» Source text:
■ ■ ■ ■ ■ ■ ■
Remember that the Deep Web consists of all information on the World Wide Web which cannot be located by general-purpose search engines (Google, Yahoo, Bing etc.). Why are there some web pages which search engines can't locate?
When you perform a Web search, the results you get back are only those web pages which the search engine "knows about." How does the engine know about these pages? It does so in two main ways:
After a crawler visits a page, it submits the text on that page to an indexing program. The resulting index of words is stored in a database. Each search engine has its own indexing program and index.
When you use a general-purpose search engine, you are searching not the Web itself, but this huge index of words. Your search terms are compared to the index, which returns crawled web sites matching your search requirements. For instance, you may want sites which contain all of your search terms, or which contain certain terms but exclude others.
If for some reason the crawler for a particular search engine hasn't visited and indexed a web page, that page will not show up in any of the search engine's results.
Challenge 1: Search words
If you've ever looked for books in a library catalog or shopped for items on Ebay, you've searched a database on the web. The web includes a huge number of databases. To search a database, the user has to input keywords into a search form.
Doing so is a problem for web crawlers, because to extract and index the information in a database, a crawler has to "know" what types of keywords will work best. For instance, it needs to input art-related keywords (and not, say, engineering-related terms) to get results from an art database. How does a crawler determine what kinds of keywords it should input into a given database? This question has proven to be a major challenge.
■ ■ ■ ■ ■ ■ ■
» Material:
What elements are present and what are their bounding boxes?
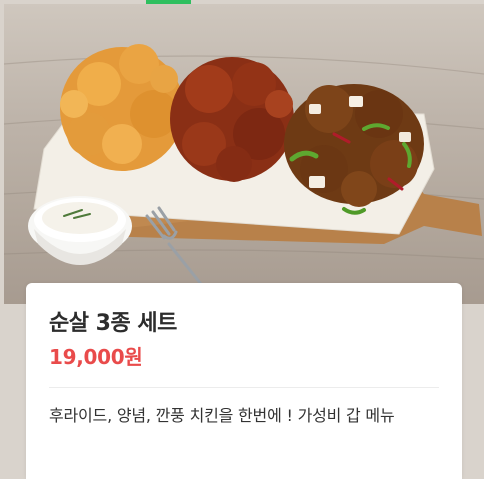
product-price: 19,000원	[49, 345, 143, 369]
product-card[interactable]: 순살 3종 세트 19,000원 후라이드, 양념, 깐풍 치킨을 한번에 ! …	[26, 283, 462, 479]
product-name: 순살 3종 세트	[49, 311, 177, 336]
divider	[49, 387, 439, 388]
carousel-indicator	[146, 0, 191, 4]
product-image	[4, 4, 484, 304]
product-description: 후라이드, 양념, 깐풍 치킨을 한번에 ! 가성비 갑 메뉴	[49, 406, 395, 425]
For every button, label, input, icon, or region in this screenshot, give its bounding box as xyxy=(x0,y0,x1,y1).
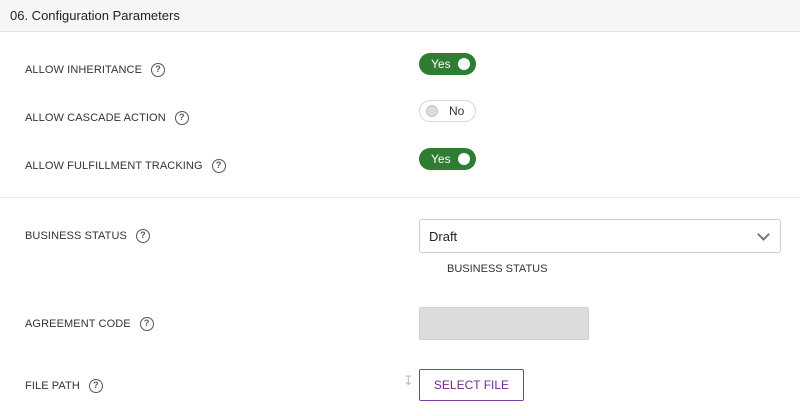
help-icon[interactable]: ? xyxy=(135,229,150,243)
help-icon[interactable]: ? xyxy=(151,63,166,77)
allow-cascade-action-toggle-text: No xyxy=(449,104,465,118)
toggle-knob xyxy=(458,58,470,70)
business-status-label-row: BUSINESS STATUS ? xyxy=(25,228,150,244)
toggle-knob xyxy=(426,105,438,117)
help-icon[interactable]: ? xyxy=(174,111,189,125)
business-status-select[interactable]: Draft xyxy=(419,219,781,253)
help-icon[interactable]: ? xyxy=(139,317,154,331)
chevron-down-icon xyxy=(757,228,770,241)
allow-fulfillment-tracking-toggle-text: Yes xyxy=(431,152,451,166)
section-header: 06. Configuration Parameters xyxy=(0,0,800,32)
file-path-label-row: FILE PATH ? xyxy=(25,378,103,394)
allow-inheritance-toggle[interactable]: Yes xyxy=(419,53,476,75)
allow-fulfillment-tracking-toggle[interactable]: Yes xyxy=(419,148,476,170)
business-status-helper-text: BUSINESS STATUS xyxy=(447,263,548,275)
toggle-knob xyxy=(458,153,470,165)
allow-cascade-action-label-row: ALLOW CASCADE ACTION ? xyxy=(25,110,189,126)
allow-inheritance-label-row: ALLOW INHERITANCE ? xyxy=(25,62,166,78)
file-path-label: FILE PATH xyxy=(25,380,80,392)
help-icon[interactable]: ? xyxy=(211,159,226,173)
section-title: 06. Configuration Parameters xyxy=(10,8,180,23)
allow-inheritance-label: ALLOW INHERITANCE xyxy=(25,64,143,76)
select-file-button[interactable]: SELECT FILE xyxy=(419,369,524,401)
business-status-value: Draft xyxy=(429,229,458,244)
help-icon[interactable]: ? xyxy=(88,379,103,393)
business-status-label: BUSINESS STATUS xyxy=(25,230,127,242)
allow-cascade-action-toggle[interactable]: No xyxy=(419,100,476,122)
allow-fulfillment-tracking-label-row: ALLOW FULFILLMENT TRACKING ? xyxy=(25,158,226,174)
agreement-code-label-row: AGREEMENT CODE ? xyxy=(25,316,154,332)
agreement-code-label: AGREEMENT CODE xyxy=(25,318,131,330)
allow-inheritance-toggle-text: Yes xyxy=(431,57,451,71)
agreement-code-input[interactable] xyxy=(419,307,589,340)
section-divider xyxy=(0,197,800,198)
sort-arrow-icon: ↧ xyxy=(403,373,414,388)
allow-cascade-action-label: ALLOW CASCADE ACTION xyxy=(25,112,166,124)
allow-fulfillment-tracking-label: ALLOW FULFILLMENT TRACKING xyxy=(25,160,203,172)
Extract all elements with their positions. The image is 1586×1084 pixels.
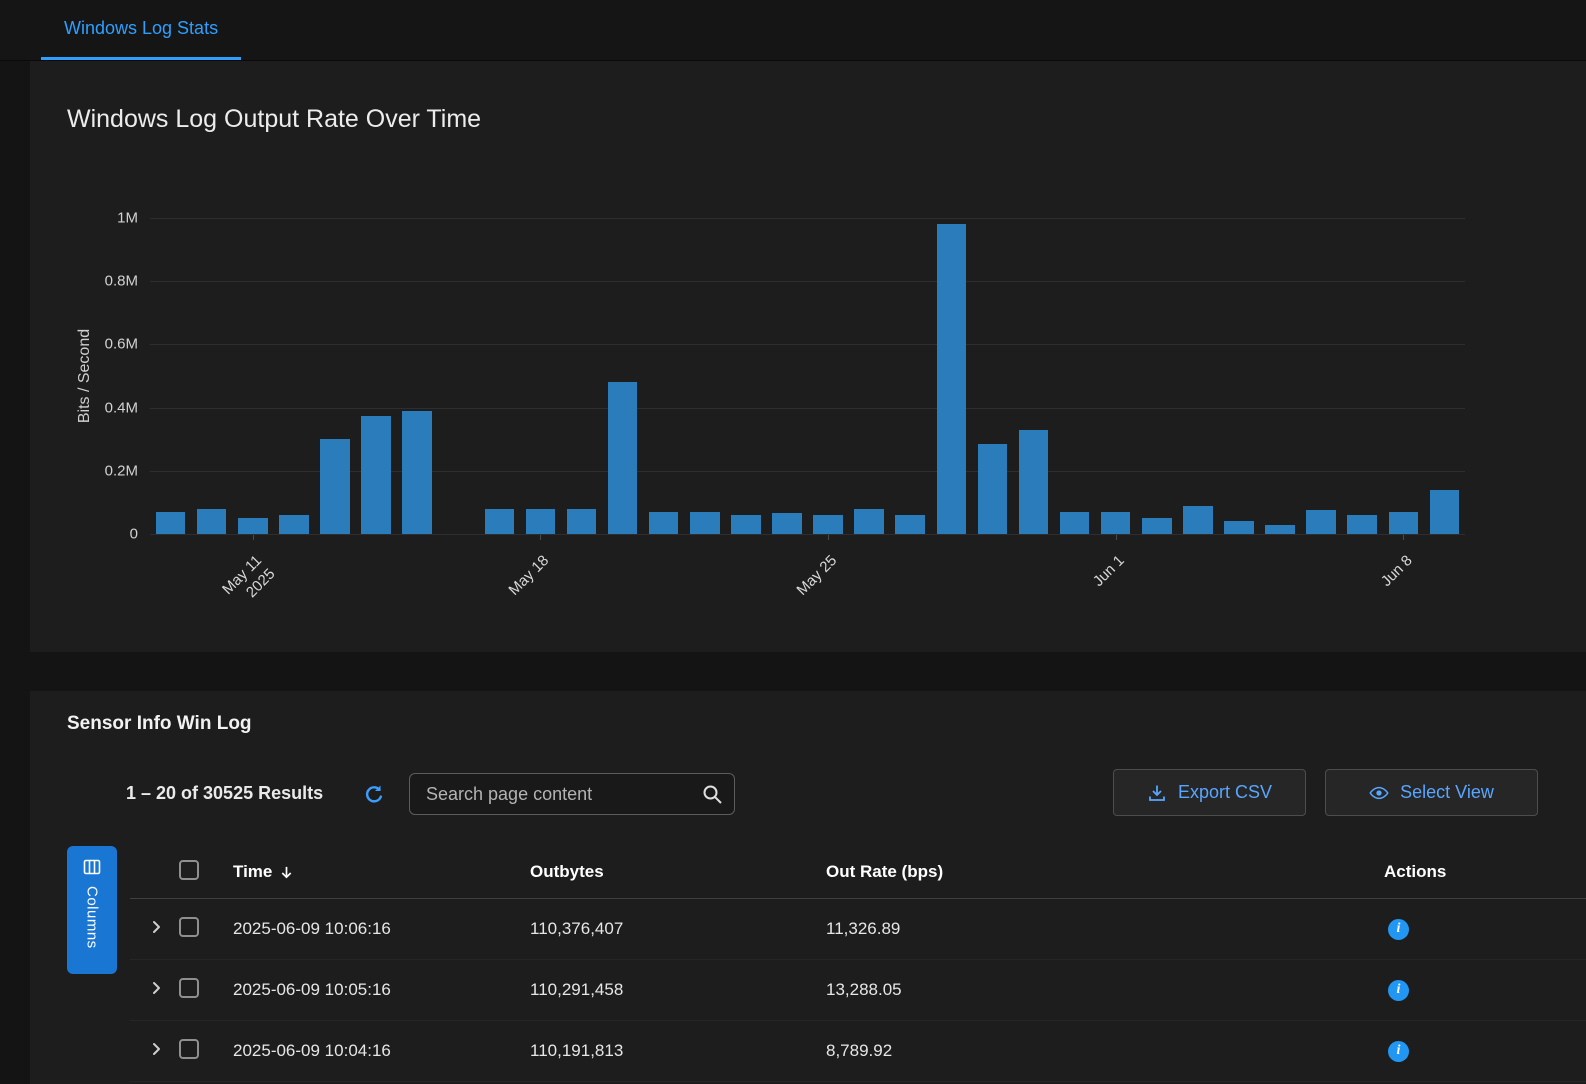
row-time: 2025-06-09 10:04:16 (233, 1041, 530, 1061)
chart-gridline (150, 281, 1465, 282)
export-csv-button[interactable]: Export CSV (1113, 769, 1306, 816)
chart-bar (402, 411, 432, 534)
chart-bar (1224, 521, 1254, 534)
chart-title: Windows Log Output Rate Over Time (67, 105, 481, 134)
chart-bar (1101, 512, 1131, 534)
chart-y-tick-label: 0.2M (105, 462, 138, 479)
search-input[interactable] (409, 773, 735, 815)
row-time: 2025-06-09 10:06:16 (233, 919, 530, 939)
export-csv-label: Export CSV (1178, 782, 1272, 803)
chart-bar (567, 509, 597, 534)
table-body: 2025-06-09 10:06:16 110,376,407 11,326.8… (130, 899, 1586, 1082)
refresh-icon (363, 784, 385, 806)
chart-gridline (150, 534, 1465, 535)
chart-bar (1430, 490, 1460, 534)
select-view-button[interactable]: Select View (1325, 769, 1538, 816)
chart-bar (1389, 512, 1419, 534)
sort-descending-icon (279, 865, 294, 880)
header-time[interactable]: Time (233, 862, 530, 882)
chart-bar (1019, 430, 1049, 534)
select-all-checkbox[interactable] (179, 860, 199, 880)
chart-bar (1183, 506, 1213, 534)
header-out-rate[interactable]: Out Rate (bps) (826, 862, 1384, 882)
chart-bar (485, 509, 515, 534)
chart-bar (649, 512, 679, 534)
chart-bar (937, 224, 967, 534)
row-time: 2025-06-09 10:05:16 (233, 980, 530, 1000)
expand-row-chevron-icon[interactable] (148, 919, 166, 937)
search-box (409, 773, 735, 815)
chart-bar (813, 515, 843, 534)
chart-bar (320, 439, 350, 534)
chart-bar (690, 512, 720, 534)
columns-button[interactable]: Columns (67, 846, 117, 974)
tab-windows-log-stats[interactable]: Windows Log Stats (41, 0, 241, 60)
row-outrate: 13,288.05 (826, 980, 1384, 1000)
chart-gridline (150, 218, 1465, 219)
chart-bar (197, 509, 227, 534)
select-view-label: Select View (1400, 782, 1494, 803)
chart-bar (1142, 518, 1172, 534)
chart-y-tick-label: 0.6M (105, 336, 138, 353)
chart-y-tick-label: 0.8M (105, 273, 138, 290)
chart-panel: Windows Log Output Rate Over Time Bits /… (30, 61, 1586, 652)
expand-row-chevron-icon[interactable] (148, 1041, 166, 1059)
chart-bar (526, 509, 556, 534)
table-row: 2025-06-09 10:06:16 110,376,407 11,326.8… (130, 899, 1586, 960)
chart-bar (1347, 515, 1377, 534)
row-outrate: 8,789.92 (826, 1041, 1384, 1061)
expand-row-chevron-icon[interactable] (148, 980, 166, 998)
chart-bar (978, 444, 1008, 534)
columns-button-label: Columns (84, 886, 101, 949)
chart-bar (895, 515, 925, 534)
row-outbytes: 110,376,407 (530, 919, 826, 939)
row-checkbox[interactable] (179, 917, 199, 937)
row-checkbox[interactable] (179, 1039, 199, 1059)
row-outbytes: 110,191,813 (530, 1041, 826, 1061)
chart-y-tick-label: 0 (130, 526, 138, 543)
results-count: 1 – 20 of 30525 Results (126, 783, 323, 804)
table-panel: Sensor Info Win Log 1 – 20 of 30525 Resu… (30, 691, 1586, 1084)
chart-bar (238, 518, 268, 534)
row-info-icon[interactable]: i (1388, 980, 1409, 1001)
chart-bar (772, 513, 802, 534)
chart-bar (279, 515, 309, 534)
row-info-icon[interactable]: i (1388, 919, 1409, 940)
chart-bar (361, 416, 391, 535)
chart-bar (1306, 510, 1336, 534)
refresh-button[interactable] (362, 784, 386, 808)
chart-x-labels: May 112025May 18May 25Jun 1Jun 8 (150, 544, 1465, 644)
chart-bar (1060, 512, 1090, 534)
download-icon (1147, 783, 1167, 803)
data-table: Time Outbytes Out Rate (bps) Actions 202… (130, 846, 1586, 1082)
chart-bar (854, 509, 884, 534)
chart-y-tick-label: 0.4M (105, 399, 138, 416)
row-outrate: 11,326.89 (826, 919, 1384, 939)
chart-gridline (150, 408, 1465, 409)
search-icon (701, 783, 723, 805)
tab-bar: Windows Log Stats (0, 0, 1586, 61)
chart-bar (608, 382, 638, 534)
table-section-title: Sensor Info Win Log (67, 713, 252, 735)
row-checkbox[interactable] (179, 978, 199, 998)
chart-y-tick-label: 1M (117, 210, 138, 227)
table-row: 2025-06-09 10:05:16 110,291,458 13,288.0… (130, 960, 1586, 1021)
row-outbytes: 110,291,458 (530, 980, 826, 1000)
chart-bar (1265, 525, 1295, 534)
columns-grid-icon (83, 858, 101, 876)
chart-bar (731, 515, 761, 534)
table-header-row: Time Outbytes Out Rate (bps) Actions (130, 846, 1586, 899)
header-actions: Actions (1384, 862, 1586, 882)
row-info-icon[interactable]: i (1388, 1041, 1409, 1062)
eye-icon (1369, 783, 1389, 803)
chart-plot-area (150, 218, 1465, 535)
table-row: 2025-06-09 10:04:16 110,191,813 8,789.92… (130, 1021, 1586, 1082)
chart-y-axis: 00.2M0.4M0.6M0.8M1M (30, 218, 138, 534)
header-outbytes[interactable]: Outbytes (530, 862, 826, 882)
chart-gridline (150, 344, 1465, 345)
chart-bar (156, 512, 186, 534)
panel-divider (0, 652, 1586, 691)
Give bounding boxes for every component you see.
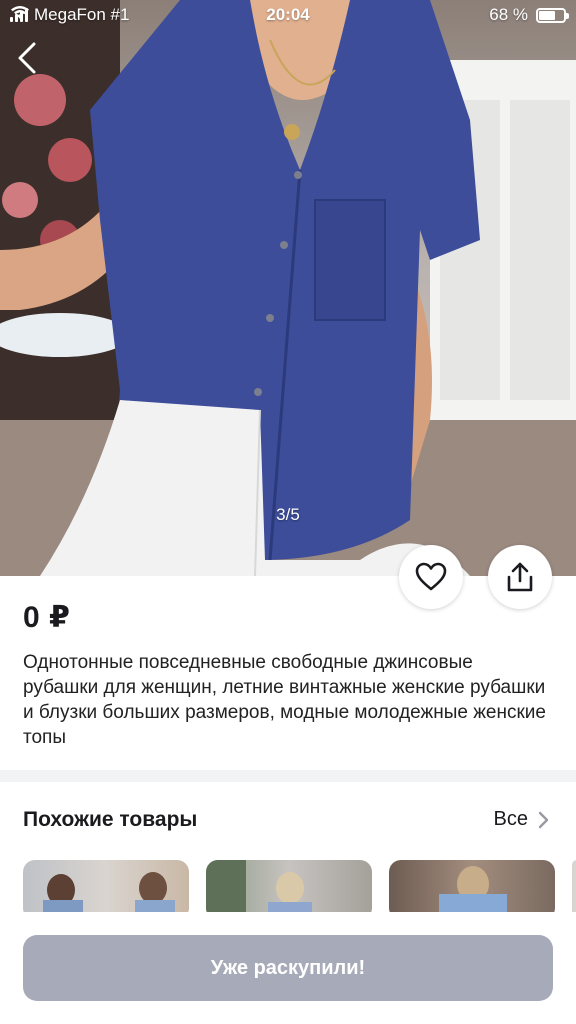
■ ■ ■ ■ ■ ■ ■
» Do this: For each statement below, say whether it agrees with the Deep Web text, and quote the exact words of the text that decide it. (a) A general-purpose search engine searches the Web itself. (b) All search engines share one indexing program. (c) A page that a search engine's crawler has not visited and indexed will not appear in that engine's results.

» The output:
(a) No: "you are searching not the Web itself, but this huge index of words."
(b) No: "Each search engine has its own indexing program and index."
(c) Yes: "that page will not show up in any of the search engine's results."